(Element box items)
** start **

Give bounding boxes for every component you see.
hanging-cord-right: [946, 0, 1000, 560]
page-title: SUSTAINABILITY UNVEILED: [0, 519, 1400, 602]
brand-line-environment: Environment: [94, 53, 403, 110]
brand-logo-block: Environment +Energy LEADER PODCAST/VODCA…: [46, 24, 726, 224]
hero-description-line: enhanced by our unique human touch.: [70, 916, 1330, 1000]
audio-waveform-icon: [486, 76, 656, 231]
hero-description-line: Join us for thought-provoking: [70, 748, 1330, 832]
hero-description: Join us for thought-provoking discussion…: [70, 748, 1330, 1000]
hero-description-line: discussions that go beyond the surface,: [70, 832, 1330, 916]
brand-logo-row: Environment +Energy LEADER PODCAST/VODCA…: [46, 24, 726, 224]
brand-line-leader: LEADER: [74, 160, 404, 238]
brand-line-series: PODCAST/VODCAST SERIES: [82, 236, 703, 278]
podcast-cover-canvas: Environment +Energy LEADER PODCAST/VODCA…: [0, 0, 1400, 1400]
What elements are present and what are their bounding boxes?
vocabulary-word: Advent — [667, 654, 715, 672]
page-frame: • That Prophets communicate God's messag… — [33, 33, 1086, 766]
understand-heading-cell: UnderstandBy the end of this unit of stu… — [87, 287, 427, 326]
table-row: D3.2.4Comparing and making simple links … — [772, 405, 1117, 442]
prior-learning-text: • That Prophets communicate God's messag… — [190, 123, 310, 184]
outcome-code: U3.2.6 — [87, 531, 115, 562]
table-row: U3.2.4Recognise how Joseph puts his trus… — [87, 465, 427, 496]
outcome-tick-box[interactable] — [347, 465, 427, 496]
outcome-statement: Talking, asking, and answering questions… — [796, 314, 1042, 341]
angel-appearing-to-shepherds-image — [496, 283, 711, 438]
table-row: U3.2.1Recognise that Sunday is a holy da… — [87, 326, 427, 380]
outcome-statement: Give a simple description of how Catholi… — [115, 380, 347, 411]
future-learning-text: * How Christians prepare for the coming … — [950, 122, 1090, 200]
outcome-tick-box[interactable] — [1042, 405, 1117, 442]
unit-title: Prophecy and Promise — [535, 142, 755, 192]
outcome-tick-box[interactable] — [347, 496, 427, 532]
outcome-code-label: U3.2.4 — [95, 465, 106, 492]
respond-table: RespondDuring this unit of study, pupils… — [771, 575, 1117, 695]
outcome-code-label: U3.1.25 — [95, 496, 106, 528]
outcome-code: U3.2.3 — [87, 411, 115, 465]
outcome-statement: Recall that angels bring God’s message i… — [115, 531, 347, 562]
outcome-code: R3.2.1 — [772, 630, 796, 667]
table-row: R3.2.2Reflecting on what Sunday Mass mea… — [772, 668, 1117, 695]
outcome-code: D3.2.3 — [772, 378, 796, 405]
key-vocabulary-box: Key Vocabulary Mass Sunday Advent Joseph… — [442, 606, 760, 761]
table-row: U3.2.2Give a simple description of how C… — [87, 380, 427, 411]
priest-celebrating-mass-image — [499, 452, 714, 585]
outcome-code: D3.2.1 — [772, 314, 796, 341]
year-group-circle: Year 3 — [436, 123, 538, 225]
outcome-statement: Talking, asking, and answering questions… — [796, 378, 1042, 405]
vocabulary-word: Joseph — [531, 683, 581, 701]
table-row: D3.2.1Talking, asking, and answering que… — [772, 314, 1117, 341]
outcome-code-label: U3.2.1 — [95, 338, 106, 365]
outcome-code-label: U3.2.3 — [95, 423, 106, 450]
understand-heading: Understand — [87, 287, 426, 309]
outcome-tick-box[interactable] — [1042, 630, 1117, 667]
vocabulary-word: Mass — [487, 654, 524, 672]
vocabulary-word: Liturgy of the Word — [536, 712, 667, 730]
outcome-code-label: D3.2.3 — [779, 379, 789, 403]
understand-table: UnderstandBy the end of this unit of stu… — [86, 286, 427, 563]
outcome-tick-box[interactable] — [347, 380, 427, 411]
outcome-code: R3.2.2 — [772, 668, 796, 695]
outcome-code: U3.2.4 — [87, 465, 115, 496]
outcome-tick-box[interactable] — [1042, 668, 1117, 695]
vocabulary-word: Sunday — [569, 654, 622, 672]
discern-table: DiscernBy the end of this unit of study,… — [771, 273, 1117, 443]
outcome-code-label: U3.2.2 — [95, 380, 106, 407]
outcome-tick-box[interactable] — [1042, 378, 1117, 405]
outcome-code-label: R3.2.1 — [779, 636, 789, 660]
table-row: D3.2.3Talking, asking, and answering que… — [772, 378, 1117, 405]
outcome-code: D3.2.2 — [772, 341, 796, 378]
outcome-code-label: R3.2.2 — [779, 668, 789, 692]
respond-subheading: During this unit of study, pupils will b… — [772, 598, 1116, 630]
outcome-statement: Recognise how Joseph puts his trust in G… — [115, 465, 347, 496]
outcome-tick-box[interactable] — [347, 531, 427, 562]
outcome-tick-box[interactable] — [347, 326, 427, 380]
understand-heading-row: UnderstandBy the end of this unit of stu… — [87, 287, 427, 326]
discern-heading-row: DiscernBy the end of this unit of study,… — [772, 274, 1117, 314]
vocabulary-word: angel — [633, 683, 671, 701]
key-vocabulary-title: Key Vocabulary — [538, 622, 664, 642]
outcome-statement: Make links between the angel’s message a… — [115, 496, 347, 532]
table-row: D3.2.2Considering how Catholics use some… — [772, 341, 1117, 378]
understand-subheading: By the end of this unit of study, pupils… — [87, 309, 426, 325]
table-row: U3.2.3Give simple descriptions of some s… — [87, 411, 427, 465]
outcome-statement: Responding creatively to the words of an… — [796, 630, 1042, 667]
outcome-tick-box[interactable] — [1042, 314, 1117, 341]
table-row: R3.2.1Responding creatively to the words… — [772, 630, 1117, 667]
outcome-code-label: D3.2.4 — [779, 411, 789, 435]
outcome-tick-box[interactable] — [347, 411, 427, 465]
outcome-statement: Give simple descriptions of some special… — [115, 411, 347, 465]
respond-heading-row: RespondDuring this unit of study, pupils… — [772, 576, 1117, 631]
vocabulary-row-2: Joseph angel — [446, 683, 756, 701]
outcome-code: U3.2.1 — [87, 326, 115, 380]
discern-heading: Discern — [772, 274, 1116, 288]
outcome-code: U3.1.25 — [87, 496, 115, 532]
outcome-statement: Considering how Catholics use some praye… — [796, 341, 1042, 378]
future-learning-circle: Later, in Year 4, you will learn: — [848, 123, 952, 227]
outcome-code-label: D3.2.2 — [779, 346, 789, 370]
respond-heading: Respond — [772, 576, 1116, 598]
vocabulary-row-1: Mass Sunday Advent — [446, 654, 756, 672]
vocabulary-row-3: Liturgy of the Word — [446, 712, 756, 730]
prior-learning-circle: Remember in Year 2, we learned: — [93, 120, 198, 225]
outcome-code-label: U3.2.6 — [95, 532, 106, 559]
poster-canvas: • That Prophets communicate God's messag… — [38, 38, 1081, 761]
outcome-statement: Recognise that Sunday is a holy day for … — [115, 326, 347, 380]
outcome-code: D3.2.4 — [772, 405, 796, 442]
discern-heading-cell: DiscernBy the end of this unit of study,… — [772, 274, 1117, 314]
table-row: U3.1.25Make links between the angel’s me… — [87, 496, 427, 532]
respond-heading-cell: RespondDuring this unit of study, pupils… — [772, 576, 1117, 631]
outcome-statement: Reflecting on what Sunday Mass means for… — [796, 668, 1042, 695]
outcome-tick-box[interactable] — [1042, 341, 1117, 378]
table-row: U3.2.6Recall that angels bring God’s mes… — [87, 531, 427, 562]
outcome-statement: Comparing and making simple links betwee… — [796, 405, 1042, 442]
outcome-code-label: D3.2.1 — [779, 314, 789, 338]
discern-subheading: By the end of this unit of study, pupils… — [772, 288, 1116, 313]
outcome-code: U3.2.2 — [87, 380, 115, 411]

** end **

Copy out the items word for word, from the very first line up to and including the line with "brand-line-series: PODCAST/VODCAST SERIES: [82, 236, 703, 278]".

**Solution below**
Give bounding boxes for every component you see.
hanging-cord-right: [946, 0, 1000, 560]
page-title: SUSTAINABILITY UNVEILED: [0, 519, 1400, 602]
brand-line-environment: Environment: [94, 53, 403, 110]
brand-logo-block: Environment +Energy LEADER PODCAST/VODCA…: [46, 24, 726, 224]
hero-description-line: enhanced by our unique human touch.: [70, 916, 1330, 1000]
audio-waveform-icon: [486, 76, 656, 231]
hero-description-line: Join us for thought-provoking: [70, 748, 1330, 832]
hero-description: Join us for thought-provoking discussion…: [70, 748, 1330, 1000]
hero-description-line: discussions that go beyond the surface,: [70, 832, 1330, 916]
brand-logo-row: Environment +Energy LEADER PODCAST/VODCA…: [46, 24, 726, 224]
brand-line-leader: LEADER: [74, 160, 404, 238]
brand-line-series: PODCAST/VODCAST SERIES: [82, 236, 703, 278]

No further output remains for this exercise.